» Aim: Retype the whole listing verbatim and keep the pictures out of it.

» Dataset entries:
^^^^^^^^

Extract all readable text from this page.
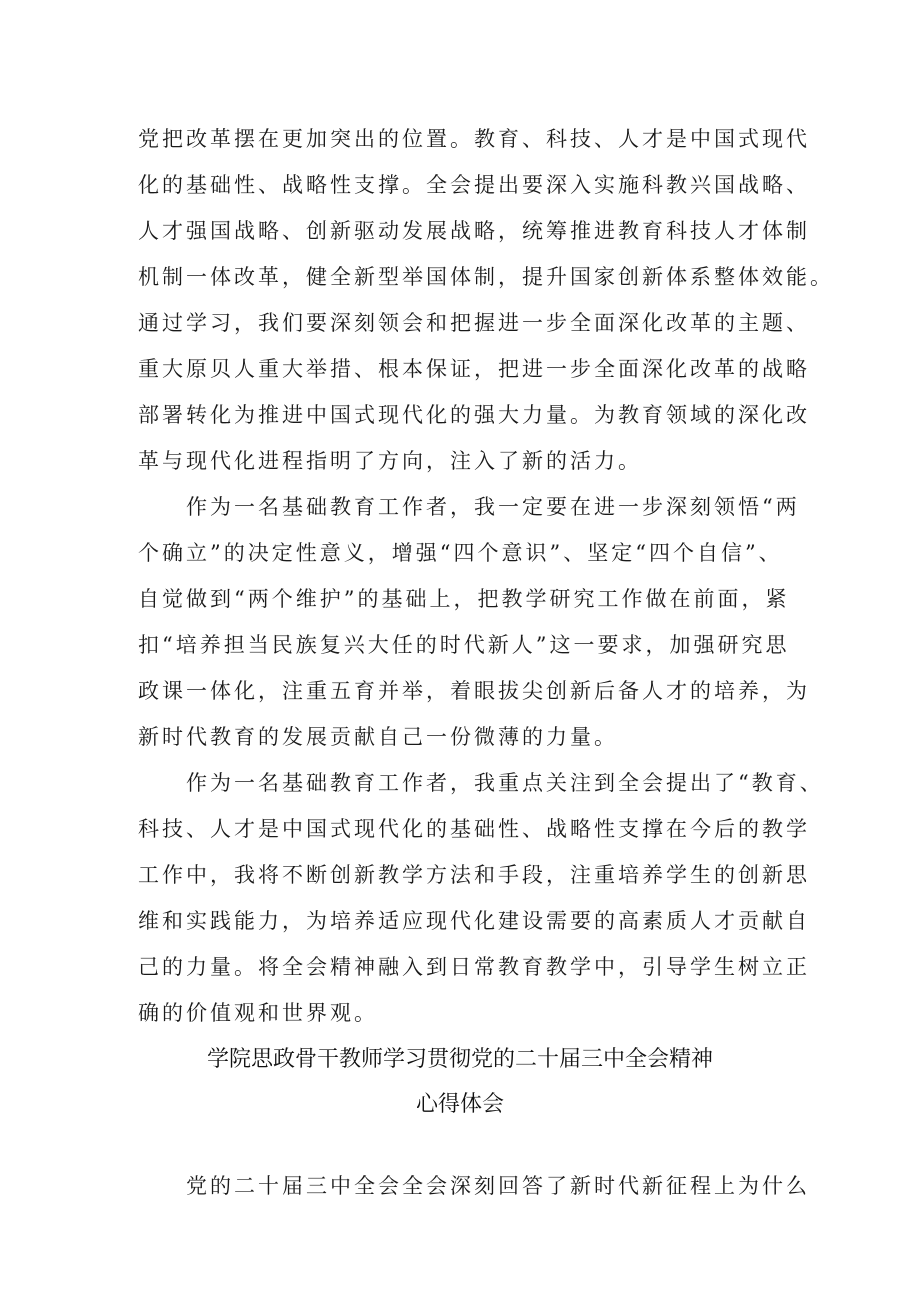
党把改革摆在更加突出的位置。教育、科技、人才是中国式现代
化的基础性、战略性支撑。全会提出要深入实施科教兴国战略、
人才强国战略、创新驱动发展战略，统筹推进教育科技人才体制
机制一体改革，健全新型举国体制，提升国家创新体系整体效能。
通过学习，我们要深刻领会和把握进一步全面深化改革的主题、
重大原贝人重大举措、根本保证，把进一步全面深化改革的战略
部署转化为推进中国式现代化的强大力量。为教育领域的深化改
革与现代化进程指明了方向，注入了新的活力。
作为一名基础教育工作者，我一定要在进一步深刻领悟“两
个确立”的决定性意义，增强“四个意识”、坚定“四个自信”、
自觉做到“两个维护”的基础上，把教学研究工作做在前面，紧
扣“培养担当民族复兴大任的时代新人”这一要求，加强研究思
政课一体化，注重五育并举，着眼拔尖创新后备人才的培养，为
新时代教育的发展贡献自己一份微薄的力量。
作为一名基础教育工作者，我重点关注到全会提出了“教育、
科技、人才是中国式现代化的基础性、战略性支撑在今后的教学
工作中，我将不断创新教学方法和手段，注重培养学生的创新思
维和实践能力，为培养适应现代化建设需要的高素质人才贡献自
己的力量。将全会精神融入到日常教育教学中，引导学生树立正
确的价值观和世界观。
学院思政骨干教师学习贯彻党的二十届三中全会精神
心得体会
党的二十届三中全会全会深刻回答了新时代新征程上为什么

^^^^^^^^

» Solution for this task:
Extract all readable text from this page.
党把改革摆在更加突出的位置。教育、科技、人才是中国式现代
化的基础性、战略性支撑。全会提出要深入实施科教兴国战略、
人才强国战略、创新驱动发展战略，统筹推进教育科技人才体制
机制一体改革，健全新型举国体制，提升国家创新体系整体效能。
通过学习，我们要深刻领会和把握进一步全面深化改革的主题、
重大原贝人重大举措、根本保证，把进一步全面深化改革的战略
部署转化为推进中国式现代化的强大力量。为教育领域的深化改
革与现代化进程指明了方向，注入了新的活力。
作为一名基础教育工作者，我一定要在进一步深刻领悟“两
个确立”的决定性意义，增强“四个意识”、坚定“四个自信”、
自觉做到“两个维护”的基础上，把教学研究工作做在前面，紧
扣“培养担当民族复兴大任的时代新人”这一要求，加强研究思
政课一体化，注重五育并举，着眼拔尖创新后备人才的培养，为
新时代教育的发展贡献自己一份微薄的力量。
作为一名基础教育工作者，我重点关注到全会提出了“教育、
科技、人才是中国式现代化的基础性、战略性支撑在今后的教学
工作中，我将不断创新教学方法和手段，注重培养学生的创新思
维和实践能力，为培养适应现代化建设需要的高素质人才贡献自
己的力量。将全会精神融入到日常教育教学中，引导学生树立正
确的价值观和世界观。
学院思政骨干教师学习贯彻党的二十届三中全会精神
心得体会
党的二十届三中全会全会深刻回答了新时代新征程上为什么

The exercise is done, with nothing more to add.